• What the task requires: Repeat the listing exactly as given, omitting every image.

• Data for processing:
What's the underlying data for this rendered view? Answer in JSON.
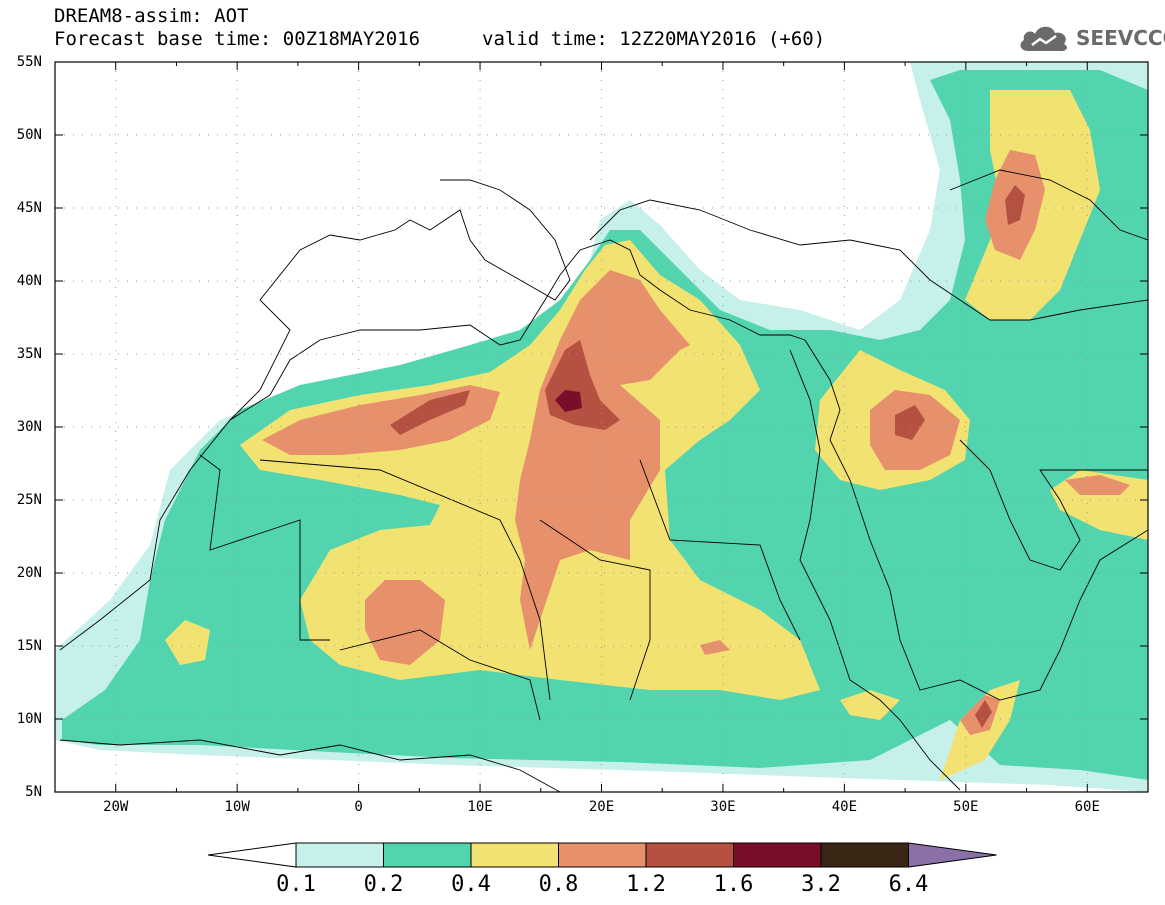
{
  "header": {
    "title": "DREAM8-assim: AOT",
    "base_time": "Forecast base time: 00Z18MAY2016",
    "valid_time": "valid time: 12Z20MAY2016 (+60)"
  },
  "logo": {
    "icon": "cloud-icon",
    "text": "SEEVCCC"
  },
  "map": {
    "lat_labels": [
      "55N",
      "50N",
      "45N",
      "40N",
      "35N",
      "30N",
      "25N",
      "20N",
      "15N",
      "10N",
      "5N"
    ],
    "lon_labels": [
      "20W",
      "10W",
      "0",
      "10E",
      "20E",
      "30E",
      "40E",
      "50E",
      "60E"
    ],
    "colors": {
      "c01": "#c6f0ea",
      "c02": "#52d5ae",
      "c04": "#f2e272",
      "c08": "#e7906c",
      "c12": "#b55140",
      "c16": "#7a0e2a",
      "c32": "#3a2614",
      "c64": "#8b6fa8"
    }
  },
  "colorbar": {
    "labels": [
      "0.1",
      "0.2",
      "0.4",
      "0.8",
      "1.2",
      "1.6",
      "3.2",
      "6.4"
    ],
    "colors": [
      "#ffffff",
      "#c6f0ea",
      "#52d5ae",
      "#f2e272",
      "#e7906c",
      "#b55140",
      "#7a0e2a",
      "#3a2614",
      "#8b6fa8"
    ]
  }
}
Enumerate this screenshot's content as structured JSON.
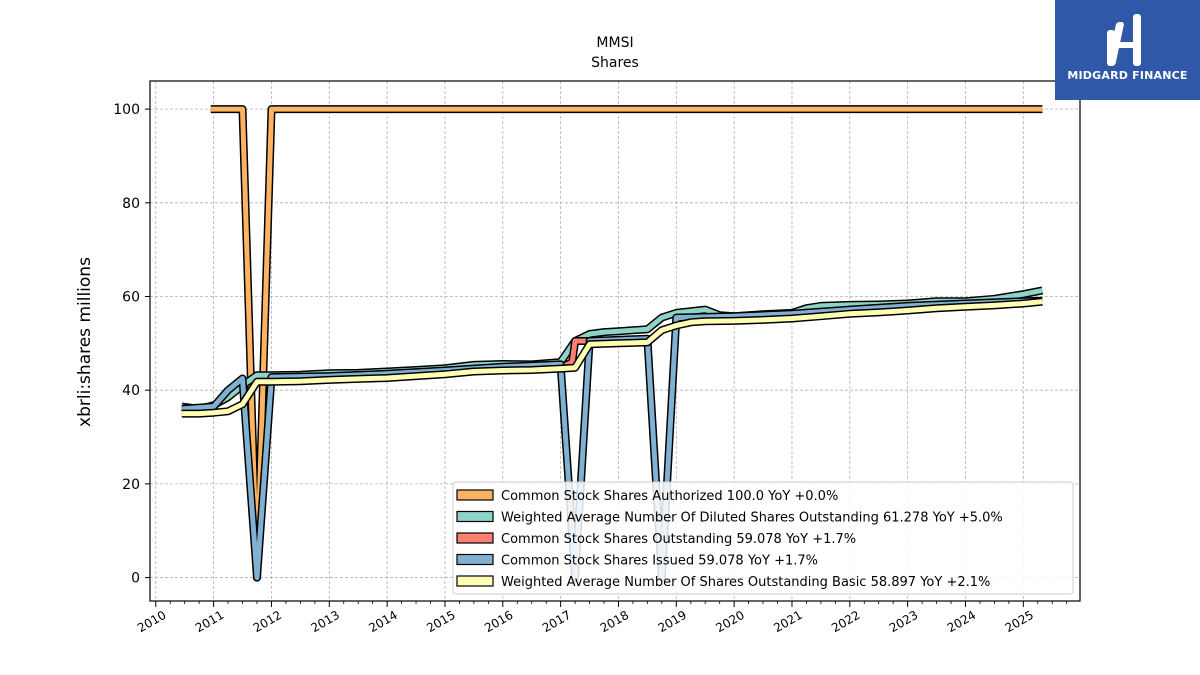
{
  "brand": {
    "name": "MIDGARD FINANCE",
    "color": "#2f58a8"
  },
  "chart_data": {
    "type": "line",
    "title": "MMSI",
    "subtitle": "Shares",
    "xlabel": "",
    "ylabel": "xbrli:shares millions",
    "xlim": [
      2009.9,
      2025.98
    ],
    "ylim": [
      -5,
      106
    ],
    "yticks": [
      0,
      20,
      40,
      60,
      80,
      100
    ],
    "xticks": [
      "2010",
      "2011",
      "2012",
      "2013",
      "2014",
      "2015",
      "2016",
      "2017",
      "2018",
      "2019",
      "2020",
      "2021",
      "2022",
      "2023",
      "2024",
      "2025"
    ],
    "grid": true,
    "legend_position": "lower-right",
    "series": [
      {
        "name": "Common Stock Shares Authorized",
        "legend": "Common Stock Shares Authorized  100.0 YoY +0.0%",
        "color": "#fdb462",
        "x": [
          2010.95,
          2011.5,
          2011.75,
          2012.0,
          2025.33
        ],
        "y": [
          100.0,
          100.0,
          0.0,
          100.0,
          100.0
        ]
      },
      {
        "name": "Weighted Average Number Of Diluted Shares Outstanding",
        "legend": "Weighted Average Number Of Diluted Shares Outstanding  61.278 YoY +5.0%",
        "color": "#8dd3c7",
        "x": [
          2010.45,
          2010.75,
          2011.0,
          2011.25,
          2011.5,
          2011.75,
          2012.0,
          2012.5,
          2013.0,
          2013.5,
          2014.0,
          2014.5,
          2015.0,
          2015.5,
          2016.0,
          2016.5,
          2017.0,
          2017.25,
          2017.5,
          2017.75,
          2018.0,
          2018.5,
          2018.75,
          2019.0,
          2019.5,
          2019.75,
          2020.0,
          2020.5,
          2021.0,
          2021.25,
          2021.5,
          2022.0,
          2022.5,
          2023.0,
          2023.5,
          2024.0,
          2024.5,
          2025.0,
          2025.33
        ],
        "y": [
          36.5,
          36.0,
          36.8,
          38.5,
          41.0,
          43.2,
          43.2,
          43.3,
          43.6,
          43.7,
          44.0,
          44.3,
          44.7,
          45.4,
          45.6,
          45.5,
          46.0,
          50.5,
          52.0,
          52.4,
          52.6,
          53.0,
          55.5,
          56.5,
          57.2,
          56.0,
          55.8,
          56.2,
          56.5,
          57.5,
          58.0,
          58.2,
          58.3,
          58.5,
          59.0,
          59.0,
          59.5,
          60.5,
          61.3
        ]
      },
      {
        "name": "Common Stock Shares Outstanding",
        "legend": "Common Stock Shares Outstanding  59.078 YoY +1.7%",
        "color": "#fb8072",
        "x": [
          2016.95,
          2017.2,
          2017.25,
          2017.5
        ],
        "y": [
          44.5,
          46.0,
          50.5,
          50.5
        ]
      },
      {
        "name": "Common Stock Shares Issued",
        "legend": "Common Stock Shares Issued  59.078 YoY +1.7%",
        "color": "#80b1d3",
        "x": [
          2010.45,
          2011.0,
          2011.25,
          2011.5,
          2011.75,
          2012.0,
          2013.0,
          2014.0,
          2015.0,
          2016.0,
          2017.0,
          2017.25,
          2017.5,
          2018.5,
          2018.75,
          2019.0,
          2020.0,
          2021.0,
          2022.0,
          2023.0,
          2024.0,
          2025.0,
          2025.33
        ],
        "y": [
          36.0,
          36.5,
          40.0,
          42.5,
          0.0,
          42.8,
          43.0,
          43.5,
          44.2,
          45.0,
          45.5,
          0.0,
          50.5,
          51.0,
          0.0,
          55.5,
          55.8,
          56.3,
          57.2,
          58.0,
          58.5,
          59.0,
          59.1
        ]
      },
      {
        "name": "Weighted Average Number Of Shares Outstanding Basic",
        "legend": "Weighted Average Number Of Shares Outstanding Basic  58.897 YoY +2.1%",
        "color": "#ffffb3",
        "x": [
          2010.45,
          2010.75,
          2011.0,
          2011.25,
          2011.5,
          2011.75,
          2012.0,
          2012.5,
          2013.0,
          2013.5,
          2014.0,
          2014.5,
          2015.0,
          2015.5,
          2016.0,
          2016.5,
          2017.0,
          2017.25,
          2017.5,
          2018.0,
          2018.5,
          2018.75,
          2019.0,
          2019.25,
          2019.5,
          2020.0,
          2020.5,
          2021.0,
          2021.5,
          2022.0,
          2022.5,
          2023.0,
          2023.5,
          2024.0,
          2024.5,
          2025.0,
          2025.33
        ],
        "y": [
          35.0,
          35.0,
          35.2,
          35.5,
          37.0,
          41.8,
          41.8,
          41.9,
          42.2,
          42.4,
          42.6,
          43.0,
          43.4,
          44.0,
          44.2,
          44.3,
          44.6,
          44.8,
          49.8,
          50.0,
          50.2,
          52.8,
          53.8,
          54.5,
          54.7,
          54.8,
          55.0,
          55.3,
          55.8,
          56.3,
          56.6,
          57.0,
          57.5,
          57.8,
          58.1,
          58.5,
          58.9
        ]
      }
    ]
  }
}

• Response for this exercise:
What's the underlying data for this rendered view? Answer in JSON.
{
  "header": {
    "title": "DREAM8-assim: AOT",
    "base_time": "Forecast base time: 00Z18MAY2016",
    "valid_time": "valid time: 12Z20MAY2016 (+60)"
  },
  "logo": {
    "icon": "cloud-icon",
    "text": "SEEVCCC"
  },
  "map": {
    "lat_labels": [
      "55N",
      "50N",
      "45N",
      "40N",
      "35N",
      "30N",
      "25N",
      "20N",
      "15N",
      "10N",
      "5N"
    ],
    "lon_labels": [
      "20W",
      "10W",
      "0",
      "10E",
      "20E",
      "30E",
      "40E",
      "50E",
      "60E"
    ],
    "colors": {
      "c01": "#c6f0ea",
      "c02": "#52d5ae",
      "c04": "#f2e272",
      "c08": "#e7906c",
      "c12": "#b55140",
      "c16": "#7a0e2a",
      "c32": "#3a2614",
      "c64": "#8b6fa8"
    }
  },
  "colorbar": {
    "labels": [
      "0.1",
      "0.2",
      "0.4",
      "0.8",
      "1.2",
      "1.6",
      "3.2",
      "6.4"
    ],
    "colors": [
      "#ffffff",
      "#c6f0ea",
      "#52d5ae",
      "#f2e272",
      "#e7906c",
      "#b55140",
      "#7a0e2a",
      "#3a2614",
      "#8b6fa8"
    ]
  }
}
Enumerate this screenshot's content as structured JSON.
{
  "brand": {
    "name": "MIDGARD FINANCE",
    "color": "#2f58a8"
  },
  "chart_data": {
    "type": "line",
    "title": "MMSI",
    "subtitle": "Shares",
    "xlabel": "",
    "ylabel": "xbrli:shares millions",
    "xlim": [
      2009.9,
      2025.98
    ],
    "ylim": [
      -5,
      106
    ],
    "yticks": [
      0,
      20,
      40,
      60,
      80,
      100
    ],
    "xticks": [
      "2010",
      "2011",
      "2012",
      "2013",
      "2014",
      "2015",
      "2016",
      "2017",
      "2018",
      "2019",
      "2020",
      "2021",
      "2022",
      "2023",
      "2024",
      "2025"
    ],
    "grid": true,
    "legend_position": "lower-right",
    "series": [
      {
        "name": "Common Stock Shares Authorized",
        "legend": "Common Stock Shares Authorized  100.0 YoY +0.0%",
        "color": "#fdb462",
        "x": [
          2010.95,
          2011.5,
          2011.75,
          2012.0,
          2025.33
        ],
        "y": [
          100.0,
          100.0,
          0.0,
          100.0,
          100.0
        ]
      },
      {
        "name": "Weighted Average Number Of Diluted Shares Outstanding",
        "legend": "Weighted Average Number Of Diluted Shares Outstanding  61.278 YoY +5.0%",
        "color": "#8dd3c7",
        "x": [
          2010.45,
          2010.75,
          2011.0,
          2011.25,
          2011.5,
          2011.75,
          2012.0,
          2012.5,
          2013.0,
          2013.5,
          2014.0,
          2014.5,
          2015.0,
          2015.5,
          2016.0,
          2016.5,
          2017.0,
          2017.25,
          2017.5,
          2017.75,
          2018.0,
          2018.5,
          2018.75,
          2019.0,
          2019.5,
          2019.75,
          2020.0,
          2020.5,
          2021.0,
          2021.25,
          2021.5,
          2022.0,
          2022.5,
          2023.0,
          2023.5,
          2024.0,
          2024.5,
          2025.0,
          2025.33
        ],
        "y": [
          36.5,
          36.0,
          36.8,
          38.5,
          41.0,
          43.2,
          43.2,
          43.3,
          43.6,
          43.7,
          44.0,
          44.3,
          44.7,
          45.4,
          45.6,
          45.5,
          46.0,
          50.5,
          52.0,
          52.4,
          52.6,
          53.0,
          55.5,
          56.5,
          57.2,
          56.0,
          55.8,
          56.2,
          56.5,
          57.5,
          58.0,
          58.2,
          58.3,
          58.5,
          59.0,
          59.0,
          59.5,
          60.5,
          61.3
        ]
      },
      {
        "name": "Common Stock Shares Outstanding",
        "legend": "Common Stock Shares Outstanding  59.078 YoY +1.7%",
        "color": "#fb8072",
        "x": [
          2016.95,
          2017.2,
          2017.25,
          2017.5
        ],
        "y": [
          44.5,
          46.0,
          50.5,
          50.5
        ]
      },
      {
        "name": "Common Stock Shares Issued",
        "legend": "Common Stock Shares Issued  59.078 YoY +1.7%",
        "color": "#80b1d3",
        "x": [
          2010.45,
          2011.0,
          2011.25,
          2011.5,
          2011.75,
          2012.0,
          2013.0,
          2014.0,
          2015.0,
          2016.0,
          2017.0,
          2017.25,
          2017.5,
          2018.5,
          2018.75,
          2019.0,
          2020.0,
          2021.0,
          2022.0,
          2023.0,
          2024.0,
          2025.0,
          2025.33
        ],
        "y": [
          36.0,
          36.5,
          40.0,
          42.5,
          0.0,
          42.8,
          43.0,
          43.5,
          44.2,
          45.0,
          45.5,
          0.0,
          50.5,
          51.0,
          0.0,
          55.5,
          55.8,
          56.3,
          57.2,
          58.0,
          58.5,
          59.0,
          59.1
        ]
      },
      {
        "name": "Weighted Average Number Of Shares Outstanding Basic",
        "legend": "Weighted Average Number Of Shares Outstanding Basic  58.897 YoY +2.1%",
        "color": "#ffffb3",
        "x": [
          2010.45,
          2010.75,
          2011.0,
          2011.25,
          2011.5,
          2011.75,
          2012.0,
          2012.5,
          2013.0,
          2013.5,
          2014.0,
          2014.5,
          2015.0,
          2015.5,
          2016.0,
          2016.5,
          2017.0,
          2017.25,
          2017.5,
          2018.0,
          2018.5,
          2018.75,
          2019.0,
          2019.25,
          2019.5,
          2020.0,
          2020.5,
          2021.0,
          2021.5,
          2022.0,
          2022.5,
          2023.0,
          2023.5,
          2024.0,
          2024.5,
          2025.0,
          2025.33
        ],
        "y": [
          35.0,
          35.0,
          35.2,
          35.5,
          37.0,
          41.8,
          41.8,
          41.9,
          42.2,
          42.4,
          42.6,
          43.0,
          43.4,
          44.0,
          44.2,
          44.3,
          44.6,
          44.8,
          49.8,
          50.0,
          50.2,
          52.8,
          53.8,
          54.5,
          54.7,
          54.8,
          55.0,
          55.3,
          55.8,
          56.3,
          56.6,
          57.0,
          57.5,
          57.8,
          58.1,
          58.5,
          58.9
        ]
      }
    ]
  }
}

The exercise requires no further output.